• [SOURCE]
'''

# Newb Question: tolerable height and how to measure airflow?



## hermit (Jul 26, 2011)

Hey guys,

I've kept reps for about 8 years and so I'm not a total fool when it comes to setting up terrariums and dealing with maintaining heat and humidity levels as per the species. I'm brand new to arachnids, however, and have recently purchased a female B. smithi from a member of my regional reptile/arach forum. I already own the Tarantula Keeper's Guide and have studied it prior to acquiring my specimen and already had what I believed to be quite a good enclosure set up for her before she arrived. I have a 12" cubed exo-terra tank, the front-opening style. It has about 2-3" of substrate on the floor (coco-earth with a small amount of vermiculate mixed in because the top of the tank is all screen and maintaining any reasonable humidity is tough in my place otherwise.

My first concern is that within minutes of being introduced to the new tank, she began climbing up the walls to the screen top and poking around at all the edges. A few times, she seemed to lose footing on the screen and nearly looked to be falling down. This would be a drop of 9-10" if it happened. I know that Ts are very delicate to falls but I haven't really found a guideline as to what sort of distance is an allowable risk for your spider to be able to climb. Or is this terrarium size adequate and low enough that a fall would not be significant?

As I'd rather not take a risk while determining the above, I'm already setting up an alternate home in a plastic container measuring approximately 12"x6"x6"(H). I've put down 2" of coco-earth and am going to add a cave and water and move her in to that for now. I have drilled 4 holes on each of the long sides of the container for a total of 8 holes, each roughly 3mm in diameter. How do I know if this is enough holes for air circulation to be adequate for the spider? I have hygrometers I can measure humidity, and assume this is the only way to measure airflow, but can anyone advise a new keeper what rate of drop in humidity would indicate adequate airflow so that the animal is being given fresh enough air as is healthy?

'''

Element location listings:
'''

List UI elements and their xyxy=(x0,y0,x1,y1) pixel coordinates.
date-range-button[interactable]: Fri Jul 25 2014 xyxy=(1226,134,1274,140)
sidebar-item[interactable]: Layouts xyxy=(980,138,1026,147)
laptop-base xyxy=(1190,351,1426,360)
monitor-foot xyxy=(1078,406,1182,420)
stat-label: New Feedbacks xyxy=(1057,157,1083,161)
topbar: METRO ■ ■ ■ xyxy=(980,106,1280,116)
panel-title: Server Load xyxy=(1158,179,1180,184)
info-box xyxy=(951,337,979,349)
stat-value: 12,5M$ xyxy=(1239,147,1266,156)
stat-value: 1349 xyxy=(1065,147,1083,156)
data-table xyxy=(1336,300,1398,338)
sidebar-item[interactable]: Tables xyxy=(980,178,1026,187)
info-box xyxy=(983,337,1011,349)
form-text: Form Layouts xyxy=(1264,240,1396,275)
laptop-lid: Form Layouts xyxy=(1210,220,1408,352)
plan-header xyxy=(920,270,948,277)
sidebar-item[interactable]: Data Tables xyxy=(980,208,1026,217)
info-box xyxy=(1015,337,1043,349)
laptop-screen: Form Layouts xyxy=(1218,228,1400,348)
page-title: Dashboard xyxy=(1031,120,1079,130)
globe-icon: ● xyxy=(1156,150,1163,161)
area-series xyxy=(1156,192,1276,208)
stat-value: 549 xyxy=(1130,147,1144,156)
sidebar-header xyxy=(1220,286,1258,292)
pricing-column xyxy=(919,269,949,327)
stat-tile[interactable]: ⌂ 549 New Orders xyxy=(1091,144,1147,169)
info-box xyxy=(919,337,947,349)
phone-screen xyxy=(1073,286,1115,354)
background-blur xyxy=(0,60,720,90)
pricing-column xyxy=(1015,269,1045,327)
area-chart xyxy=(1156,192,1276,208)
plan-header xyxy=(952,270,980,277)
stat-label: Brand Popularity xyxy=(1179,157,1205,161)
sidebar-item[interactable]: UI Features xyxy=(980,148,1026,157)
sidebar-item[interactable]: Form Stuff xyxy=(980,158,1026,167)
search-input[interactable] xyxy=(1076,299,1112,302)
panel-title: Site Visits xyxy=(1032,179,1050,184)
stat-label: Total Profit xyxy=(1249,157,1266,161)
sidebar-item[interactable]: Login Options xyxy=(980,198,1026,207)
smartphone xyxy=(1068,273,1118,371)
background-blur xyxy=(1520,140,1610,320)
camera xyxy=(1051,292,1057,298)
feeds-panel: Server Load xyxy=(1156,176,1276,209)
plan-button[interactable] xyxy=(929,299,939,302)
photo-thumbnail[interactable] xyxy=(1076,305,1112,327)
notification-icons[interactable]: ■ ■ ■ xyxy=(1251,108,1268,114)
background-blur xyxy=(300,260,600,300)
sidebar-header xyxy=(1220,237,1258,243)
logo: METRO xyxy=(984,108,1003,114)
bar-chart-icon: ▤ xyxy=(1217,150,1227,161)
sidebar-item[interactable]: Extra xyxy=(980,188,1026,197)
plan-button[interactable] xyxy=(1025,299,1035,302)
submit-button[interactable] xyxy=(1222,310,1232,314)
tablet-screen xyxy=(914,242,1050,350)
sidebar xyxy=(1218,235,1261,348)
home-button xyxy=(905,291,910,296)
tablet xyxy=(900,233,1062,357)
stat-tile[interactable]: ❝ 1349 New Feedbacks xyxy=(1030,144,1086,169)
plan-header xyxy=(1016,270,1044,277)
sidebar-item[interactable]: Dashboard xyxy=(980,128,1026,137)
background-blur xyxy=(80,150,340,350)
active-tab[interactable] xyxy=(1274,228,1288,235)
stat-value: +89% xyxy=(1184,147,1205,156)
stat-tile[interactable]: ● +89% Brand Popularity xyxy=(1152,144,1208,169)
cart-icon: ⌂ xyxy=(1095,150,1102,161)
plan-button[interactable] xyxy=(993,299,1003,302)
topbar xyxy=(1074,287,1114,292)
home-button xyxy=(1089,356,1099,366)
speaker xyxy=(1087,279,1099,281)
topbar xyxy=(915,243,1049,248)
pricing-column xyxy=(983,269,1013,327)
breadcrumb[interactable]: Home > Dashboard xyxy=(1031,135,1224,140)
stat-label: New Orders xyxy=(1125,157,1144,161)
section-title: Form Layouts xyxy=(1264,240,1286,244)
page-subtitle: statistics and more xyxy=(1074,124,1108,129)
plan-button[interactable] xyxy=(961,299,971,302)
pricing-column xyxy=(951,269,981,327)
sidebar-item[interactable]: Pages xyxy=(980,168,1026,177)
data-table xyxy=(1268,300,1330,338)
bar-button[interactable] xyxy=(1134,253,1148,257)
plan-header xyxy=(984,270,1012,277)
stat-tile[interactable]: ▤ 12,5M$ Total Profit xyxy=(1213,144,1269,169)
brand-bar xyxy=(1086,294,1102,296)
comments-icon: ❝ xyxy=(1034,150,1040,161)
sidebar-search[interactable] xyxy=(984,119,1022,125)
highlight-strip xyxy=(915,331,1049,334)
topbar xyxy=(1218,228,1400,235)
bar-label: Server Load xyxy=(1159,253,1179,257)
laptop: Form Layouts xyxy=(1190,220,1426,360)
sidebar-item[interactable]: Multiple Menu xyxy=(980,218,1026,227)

'''

• [EXERCISES TO COMPLETE]
(1) Answer these questions about the tarantula forum post, which appears above the lines:
(a) What size is the exo-terra tank?
(b) How far would the spider drop if it fell from the screen top?
(c) How many holes were drilled in the plastic container in total?
(2) Set down the passage of the tarantula forum post that runs from the words "# Newb Question: tolerable" through the words "my place otherwise.".
(3) What comes next in the tarantula forum post? Carry it on from its last sentence.

• [WRITTEN RESPONSES]
(1)
(a) 12" cubed
(b) 9-10"
(c) 8

(2)
# Newb Question: tolerable height and how to measure airflow?



## hermit (Jul 26, 2011)

Hey guys,

I've kept reps for about 8 years and so I'm not a total fool when it comes to setting up terrariums and dealing with maintaining heat and humidity levels as per the species. I'm brand new to arachnids, however, and have recently purchased a female B. smithi from a member of my regional reptile/arach forum. I already own the Tarantula Keeper's Guide and have studied it prior to acquiring my specimen and already had what I believed to be quite a good enclosure set up for her before she arrived. I have a 12" cubed exo-terra tank, the front-opening style. It has about 2-3" of substrate on the floor (coco-earth with a small amount of vermiculate mixed in because the top of the tank is all screen and maintaining any reasonable humidity is tough in my place otherwise.

(3)
Thanks!

Edit: Here's the kind of height we're talking, with the size of the specimen to relate to.







---------- Post added at 08:23 PM ---------- Previous post was at 08:01 PM ----------

Okay she started trying to go right upside down on the mesh and her legs kept bouncing off all crazy and I was like a new first-time parent going crazy because they think their new baby is made of egg shells. So, I intervened and moved her into this container. You can see the ventilation I am referring to. Adequate? I can add more if not.


----------



## TB3Redneck (Jul 26, 2011)

Thats perfect for a B. Smithi  The water bowl is a little big/deep  It would help to dig out a little bit of the substrate in the hide so it slopes down into it, so its a little easier for her to find it. Drilling about ten more holes on each side of the lid would also help, but other than those things, its great for her.


----------



## hermit (Jul 26, 2011)

TB3Redneck said:


> Thats perfect for a B. Smithi  The water bowl is a little big/deep, but other than that, its great


Which one?
 :8o


----------



## bravesvikings20 (Jul 26, 2011)

hermit said:


> Which one?
> :8o


The second one.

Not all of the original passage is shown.